*TASK STATEMENT:*
Repeat the records word for word, excluding any picture.
>> Begin INPUT MATERIAL
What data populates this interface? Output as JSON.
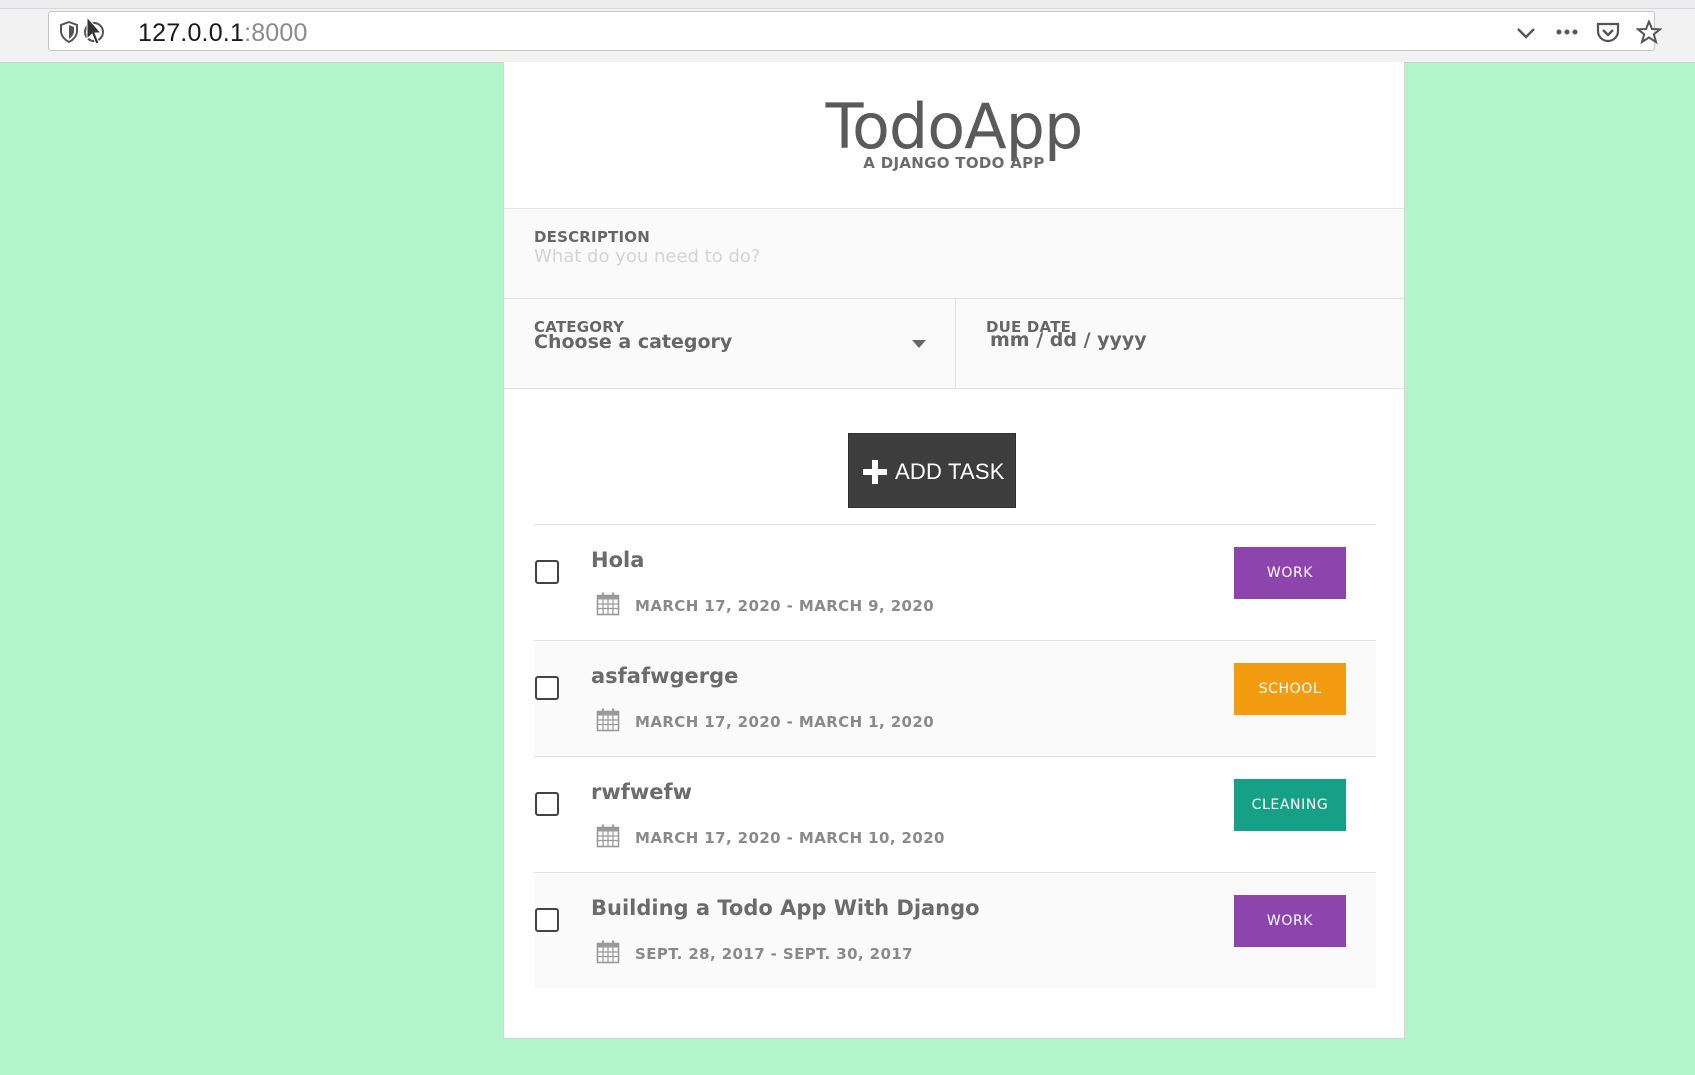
{
  "browser": {
    "url_host": "127.0.0.1",
    "url_port": ":8000"
  },
  "app": {
    "title": "TodoApp",
    "subtitle": "A DJANGO TODO APP"
  },
  "form": {
    "description_label": "DESCRIPTION",
    "description_placeholder": "What do you need to do?",
    "category_label": "CATEGORY",
    "category_value": "Choose a category",
    "due_date_label": "DUE DATE",
    "due_date_value": "mm / dd / yyyy",
    "add_button_label": "ADD TASK"
  },
  "colors": {
    "page_bg": "#b2f5cb",
    "work": "#8e44ad",
    "school": "#f39c12",
    "cleaning": "#16a085"
  },
  "tasks": [
    {
      "title": "Hola",
      "dates": "MARCH 17, 2020 - MARCH 9, 2020",
      "category": "WORK",
      "color": "#8e44ad"
    },
    {
      "title": "asfafwgerge",
      "dates": "MARCH 17, 2020 - MARCH 1, 2020",
      "category": "SCHOOL",
      "color": "#f39c12"
    },
    {
      "title": "rwfwefw",
      "dates": "MARCH 17, 2020 - MARCH 10, 2020",
      "category": "CLEANING",
      "color": "#16a085"
    },
    {
      "title": "Building a Todo App With Django",
      "dates": "SEPT. 28, 2017 - SEPT. 30, 2017",
      "category": "WORK",
      "color": "#8e44ad"
    }
  ]
}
>> End INPUT MATERIAL
*WRITTEN SOLUTION:*
What data populates this interface? Output as JSON.
{
  "browser": {
    "url_host": "127.0.0.1",
    "url_port": ":8000"
  },
  "app": {
    "title": "TodoApp",
    "subtitle": "A DJANGO TODO APP"
  },
  "form": {
    "description_label": "DESCRIPTION",
    "description_placeholder": "What do you need to do?",
    "category_label": "CATEGORY",
    "category_value": "Choose a category",
    "due_date_label": "DUE DATE",
    "due_date_value": "mm / dd / yyyy",
    "add_button_label": "ADD TASK"
  },
  "colors": {
    "page_bg": "#b2f5cb",
    "work": "#8e44ad",
    "school": "#f39c12",
    "cleaning": "#16a085"
  },
  "tasks": [
    {
      "title": "Hola",
      "dates": "MARCH 17, 2020 - MARCH 9, 2020",
      "category": "WORK",
      "color": "#8e44ad"
    },
    {
      "title": "asfafwgerge",
      "dates": "MARCH 17, 2020 - MARCH 1, 2020",
      "category": "SCHOOL",
      "color": "#f39c12"
    },
    {
      "title": "rwfwefw",
      "dates": "MARCH 17, 2020 - MARCH 10, 2020",
      "category": "CLEANING",
      "color": "#16a085"
    },
    {
      "title": "Building a Todo App With Django",
      "dates": "SEPT. 28, 2017 - SEPT. 30, 2017",
      "category": "WORK",
      "color": "#8e44ad"
    }
  ]
}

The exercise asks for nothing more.